Source code for openpois.osm.format_observations

#   -------------------------------------------------------------
#   Copyright (c) Henry Spatial Analysis. All rights reserved.
#   Licensed under the MIT License. See LICENSE in project root for information.
#   -------------------------------------------------------------

"""
This module formats OSM changes and versions into observations, which can be more easily
queried and statistically analyzed.
"""

import os
import re
from pathlib import Path

import duckdb
import pyarrow as pa
import pyarrow.parquet as pq


_SAFE_KEY_RE = re.compile(r"^[A-Za-z0-9_:]+$")


def _validate_key(k: str) -> str:
    """Allow only alphanumerics, underscores, and colons in interpolated keys.

    OSM tag keys such as ``addr:street`` are valid; anything else is rejected
    to avoid opening a SQL injection path through the pivot CTE.
    """
    if not isinstance(k, str) or not _SAFE_KEY_RE.match(k):
        raise ValueError(f"Unsafe tag key for SQL interpolation: {k!r}")
    return k


def _init_scan_state(keep_keys: list[str]) -> dict:
    return {
        "add_to_list": False,
        "last_tag_timestamp": None,
        "last_obs_timestamp": None,
        "last_tag_user": None,
        "last_tag_value": None,
        "tag_value": None,
        "keep_current": {k: None for k in keep_keys},
        "keep_last": {k: None for k in keep_keys},
    }


def _advance_scan_state(
    state: dict,
    row: tuple,
    col_idx: dict,
    tag_key: str,
    keep_keys: list[str],
) -> dict | None:
    """Run one row through the per-POI state machine.

    Returns the observation dict to emit, or ``None`` if this version is
    before the tag was first added (so ``add_to_list`` is still False).
    """
    elem_id = row[col_idx["id"]]
    version = row[col_idx["version"]]
    changeset = row[col_idx["changeset"]]
    obs_timestamp = row[col_idx["timestamp"]]
    user = row[col_idx["user"]]

    # `last_tag_value` on the emitted obs must reflect the PRE-update state;
    # the other `last_*` fields are updated below after `obs` is built.
    prev_last_tag_value = state["last_tag_value"]

    # Keep-keys: shift current → last only when this version's changeset
    # touches the key; otherwise current + last both stay sticky.
    for k in keep_keys:
        ch = row[col_idx[f"{k}__change"]]
        if ch is not None:
            state["keep_last"][k] = state["keep_current"][k]
            state["keep_current"][k] = row[col_idx[f"{k}__value"]]

    tag_val = row[col_idx[f"{tag_key}__value"]]
    tag_ch = row[col_idx[f"{tag_key}__change"]]
    vis_val = row[col_idx["visible__value"]]
    vis_ch = row[col_idx["visible__change"]]

    tag_added = tag_ch == "Added"
    tag_changed = tag_ch == "Changed"
    tag_deleted = tag_ch == "Deleted"

Data block =
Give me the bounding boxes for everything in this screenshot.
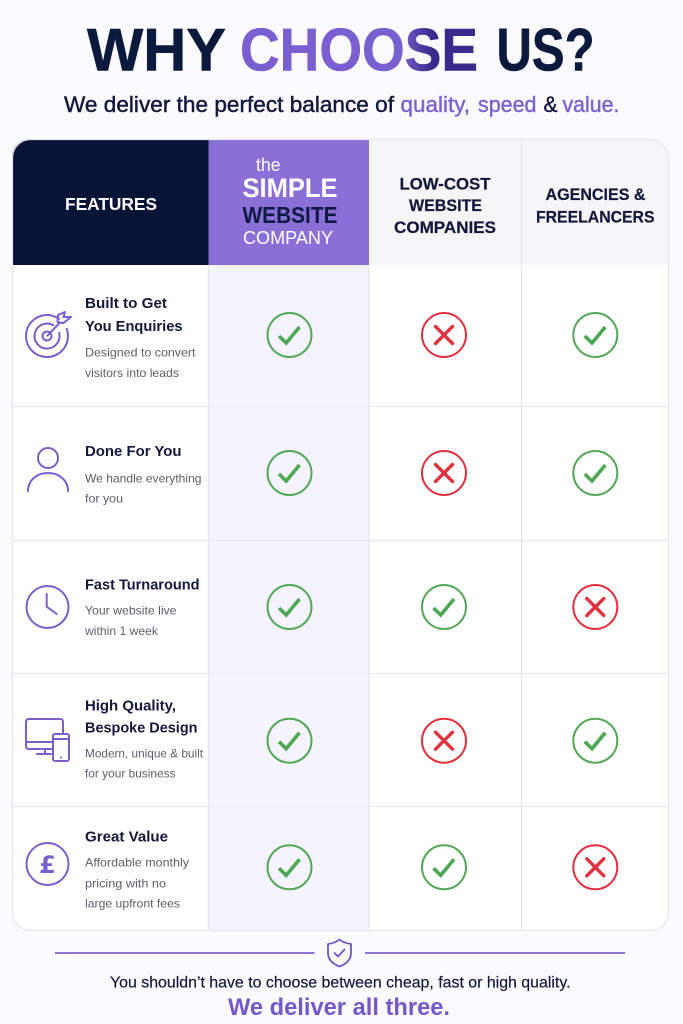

Written request = In the format_observations source code, which characters does `_validate_key` allow in interpolated keys?

Solution to this task = Alphanumerics, underscores, and colons.